Task:
Read the records below. Copy each line where the string "range" occurs.

Items:
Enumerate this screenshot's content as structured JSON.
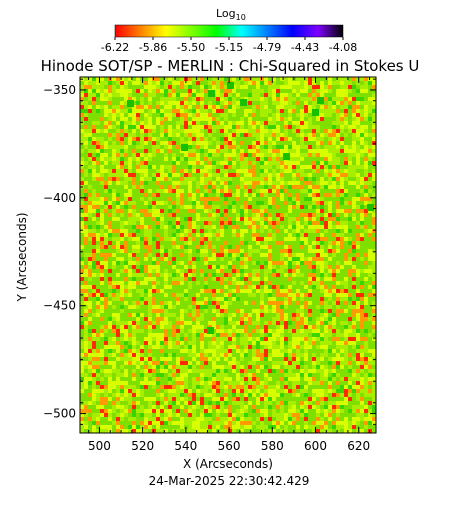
{
  "chart_data": {
    "type": "heatmap",
    "title": "Hinode SOT/SP - MERLIN : Chi-Squared in Stokes U",
    "xlabel": "X (Arcseconds)",
    "ylabel": "Y (Arcseconds)",
    "xlim": [
      491,
      628
    ],
    "ylim": [
      -509,
      -344
    ],
    "xticks": [
      500,
      520,
      540,
      560,
      580,
      600,
      620
    ],
    "yticks": [
      -350,
      -400,
      -450,
      -500
    ],
    "colorbar": {
      "label_base": "Log",
      "label_sub": "10",
      "range": [
        -6.22,
        -4.08
      ],
      "ticks": [
        "-6.22",
        "-5.86",
        "-5.50",
        "-5.15",
        "-4.79",
        "-4.43",
        "-4.08"
      ],
      "colors": [
        "#ff0000",
        "#ff8000",
        "#ffff00",
        "#80ff00",
        "#00ff00",
        "#00ffff",
        "#0080ff",
        "#0000ff",
        "#8000ff",
        "#000000"
      ]
    },
    "field_colors": [
      "#7fe000",
      "#a8ee00",
      "#d8ff00",
      "#ff9b00",
      "#ff2b00",
      "#3bd400",
      "#18c000"
    ]
  },
  "footer": {
    "date": "24-Mar-2025 22:30:42.429"
  }
}
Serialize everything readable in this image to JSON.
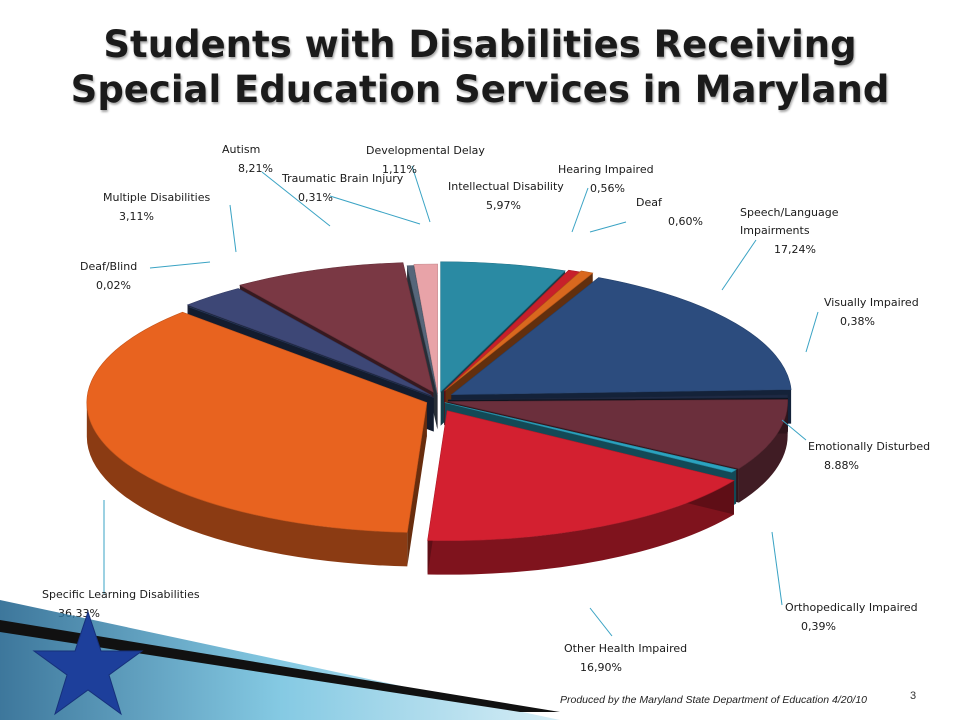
{
  "title_line1": "Students with Disabilities Receiving",
  "title_line2": "Special Education Services in Maryland",
  "footer": "Produced by the Maryland State Department of Education 4/20/10",
  "page_number": "3",
  "chart_data": {
    "type": "pie",
    "style": "3d-exploded",
    "slices": [
      {
        "label": "Intellectual Disability",
        "value_text": "5,97%",
        "value": 5.97,
        "color": "#2a8aa3"
      },
      {
        "label": "Hearing Impaired",
        "value_text": "0,56%",
        "value": 0.56,
        "color": "#c7202b"
      },
      {
        "label": "Deaf",
        "value_text": "0,60%",
        "value": 0.6,
        "color": "#d9681e"
      },
      {
        "label": "Speech/Language Impairments",
        "value_text": "17,24%",
        "value": 17.24,
        "color": "#2c4c7e"
      },
      {
        "label": "Visually Impaired",
        "value_text": "0,38%",
        "value": 0.38,
        "color": "#1e2a44"
      },
      {
        "label": "Emotionally Disturbed",
        "value_text": "8.88%",
        "value": 8.88,
        "color": "#6b2f3c"
      },
      {
        "label": "Orthopedically Impaired",
        "value_text": "0,39%",
        "value": 0.39,
        "color": "#2ba3c0"
      },
      {
        "label": "Other Health Impaired",
        "value_text": "16,90%",
        "value": 16.9,
        "color": "#d32030"
      },
      {
        "label": "Specific Learning Disabilities",
        "value_text": "36,33%",
        "value": 36.33,
        "color": "#e8631f"
      },
      {
        "label": "Deaf/Blind",
        "value_text": "0,02%",
        "value": 0.02,
        "color": "#2a3f66"
      },
      {
        "label": "Multiple Disabilities",
        "value_text": "3,11%",
        "value": 3.11,
        "color": "#3d4776"
      },
      {
        "label": "Autism",
        "value_text": "8,21%",
        "value": 8.21,
        "color": "#7a3844"
      },
      {
        "label": "Traumatic Brain Injury",
        "value_text": "0,31%",
        "value": 0.31,
        "color": "#56667a"
      },
      {
        "label": "Developmental Delay",
        "value_text": "1,11%",
        "value": 1.11,
        "color": "#e8a3a8"
      }
    ]
  }
}
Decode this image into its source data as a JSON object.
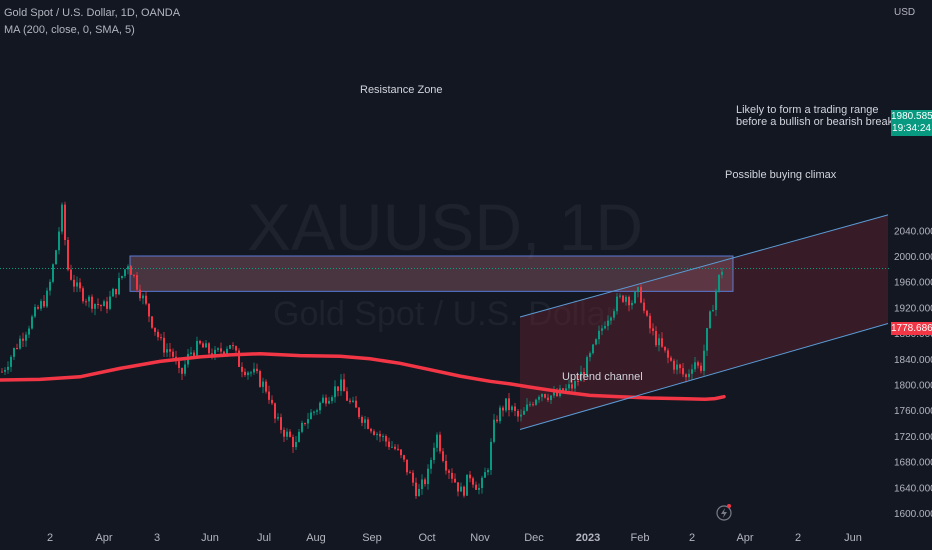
{
  "header": {
    "title": "Gold Spot / U.S. Dollar, 1D, OANDA",
    "indicator": "MA (200, close, 0, SMA, 5)"
  },
  "watermark": {
    "symbol": "XAUUSD, 1D",
    "name": "Gold Spot / U.S. Dollar"
  },
  "colors": {
    "background": "#131722",
    "up": "#089981",
    "down": "#f23645",
    "ma": "#f23645",
    "channel": "#5b9bd5",
    "zone_fill": "#8a5a66"
  },
  "chart_data": {
    "type": "candlestick",
    "symbol": "XAUUSD",
    "timeframe": "1D",
    "y_unit": "USD",
    "ylim": [
      1590,
      2090
    ],
    "y_ticks": [
      1600,
      1640,
      1680,
      1720,
      1760,
      1800,
      1840,
      1880,
      1920,
      1960,
      2000,
      2040
    ],
    "x_ticks": [
      "2",
      "Apr",
      "3",
      "Jun",
      "Jul",
      "Aug",
      "Sep",
      "Oct",
      "Nov",
      "Dec",
      "2023",
      "Feb",
      "2",
      "Apr",
      "2",
      "Jun"
    ],
    "last_price": "1980.585",
    "countdown": "19:34:24",
    "ma_value": "1778.686",
    "price_path": [
      {
        "x": 2,
        "y": 1820
      },
      {
        "x": 20,
        "y": 1870
      },
      {
        "x": 35,
        "y": 1910
      },
      {
        "x": 48,
        "y": 1940
      },
      {
        "x": 56,
        "y": 2010
      },
      {
        "x": 62,
        "y": 2070
      },
      {
        "x": 68,
        "y": 1980
      },
      {
        "x": 76,
        "y": 1950
      },
      {
        "x": 90,
        "y": 1930
      },
      {
        "x": 105,
        "y": 1920
      },
      {
        "x": 118,
        "y": 1955
      },
      {
        "x": 128,
        "y": 1990
      },
      {
        "x": 140,
        "y": 1945
      },
      {
        "x": 150,
        "y": 1905
      },
      {
        "x": 162,
        "y": 1860
      },
      {
        "x": 172,
        "y": 1850
      },
      {
        "x": 180,
        "y": 1810
      },
      {
        "x": 190,
        "y": 1850
      },
      {
        "x": 200,
        "y": 1860
      },
      {
        "x": 215,
        "y": 1845
      },
      {
        "x": 230,
        "y": 1865
      },
      {
        "x": 240,
        "y": 1830
      },
      {
        "x": 255,
        "y": 1815
      },
      {
        "x": 268,
        "y": 1790
      },
      {
        "x": 275,
        "y": 1745
      },
      {
        "x": 285,
        "y": 1725
      },
      {
        "x": 296,
        "y": 1705
      },
      {
        "x": 305,
        "y": 1745
      },
      {
        "x": 315,
        "y": 1760
      },
      {
        "x": 325,
        "y": 1780
      },
      {
        "x": 340,
        "y": 1800
      },
      {
        "x": 350,
        "y": 1770
      },
      {
        "x": 365,
        "y": 1745
      },
      {
        "x": 380,
        "y": 1720
      },
      {
        "x": 395,
        "y": 1700
      },
      {
        "x": 405,
        "y": 1675
      },
      {
        "x": 418,
        "y": 1630
      },
      {
        "x": 428,
        "y": 1660
      },
      {
        "x": 436,
        "y": 1725
      },
      {
        "x": 445,
        "y": 1680
      },
      {
        "x": 455,
        "y": 1650
      },
      {
        "x": 462,
        "y": 1630
      },
      {
        "x": 470,
        "y": 1660
      },
      {
        "x": 480,
        "y": 1635
      },
      {
        "x": 488,
        "y": 1675
      },
      {
        "x": 495,
        "y": 1745
      },
      {
        "x": 505,
        "y": 1770
      },
      {
        "x": 512,
        "y": 1760
      },
      {
        "x": 520,
        "y": 1745
      },
      {
        "x": 530,
        "y": 1770
      },
      {
        "x": 540,
        "y": 1790
      },
      {
        "x": 555,
        "y": 1780
      },
      {
        "x": 565,
        "y": 1790
      },
      {
        "x": 575,
        "y": 1800
      },
      {
        "x": 585,
        "y": 1825
      },
      {
        "x": 595,
        "y": 1860
      },
      {
        "x": 605,
        "y": 1900
      },
      {
        "x": 615,
        "y": 1925
      },
      {
        "x": 625,
        "y": 1940
      },
      {
        "x": 632,
        "y": 1930
      },
      {
        "x": 640,
        "y": 1945
      },
      {
        "x": 645,
        "y": 1905
      },
      {
        "x": 652,
        "y": 1880
      },
      {
        "x": 660,
        "y": 1860
      },
      {
        "x": 668,
        "y": 1840
      },
      {
        "x": 678,
        "y": 1825
      },
      {
        "x": 686,
        "y": 1810
      },
      {
        "x": 694,
        "y": 1840
      },
      {
        "x": 700,
        "y": 1820
      },
      {
        "x": 706,
        "y": 1870
      },
      {
        "x": 712,
        "y": 1920
      },
      {
        "x": 718,
        "y": 1960
      },
      {
        "x": 722,
        "y": 1980
      }
    ],
    "ma_path": [
      {
        "x": 0,
        "y": 1807
      },
      {
        "x": 40,
        "y": 1808
      },
      {
        "x": 80,
        "y": 1812
      },
      {
        "x": 120,
        "y": 1825
      },
      {
        "x": 160,
        "y": 1836
      },
      {
        "x": 200,
        "y": 1843
      },
      {
        "x": 230,
        "y": 1846
      },
      {
        "x": 260,
        "y": 1848
      },
      {
        "x": 300,
        "y": 1845
      },
      {
        "x": 340,
        "y": 1844
      },
      {
        "x": 370,
        "y": 1840
      },
      {
        "x": 400,
        "y": 1833
      },
      {
        "x": 430,
        "y": 1823
      },
      {
        "x": 460,
        "y": 1813
      },
      {
        "x": 490,
        "y": 1805
      },
      {
        "x": 510,
        "y": 1801
      },
      {
        "x": 530,
        "y": 1796
      },
      {
        "x": 560,
        "y": 1789
      },
      {
        "x": 590,
        "y": 1783
      },
      {
        "x": 620,
        "y": 1781
      },
      {
        "x": 650,
        "y": 1779
      },
      {
        "x": 680,
        "y": 1778
      },
      {
        "x": 705,
        "y": 1777
      },
      {
        "x": 715,
        "y": 1778
      },
      {
        "x": 724,
        "y": 1781
      }
    ],
    "resistance_zone": {
      "label": "Resistance Zone",
      "top": 2000,
      "bottom": 1945,
      "x0": 130,
      "x1": 733
    },
    "channel": {
      "label": "Uptrend channel",
      "upper": {
        "x0": 520,
        "y0": 1905,
        "x1": 888,
        "y1": 2064
      },
      "lower": {
        "x0": 520,
        "y0": 1730,
        "x1": 888,
        "y1": 1895
      }
    },
    "annotations": [
      "Likely to form a trading range",
      "before a bullish or bearish breakouts",
      "Possible buying climax"
    ]
  }
}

Problem solution:
      "range": [
      "Likely to form a trading range",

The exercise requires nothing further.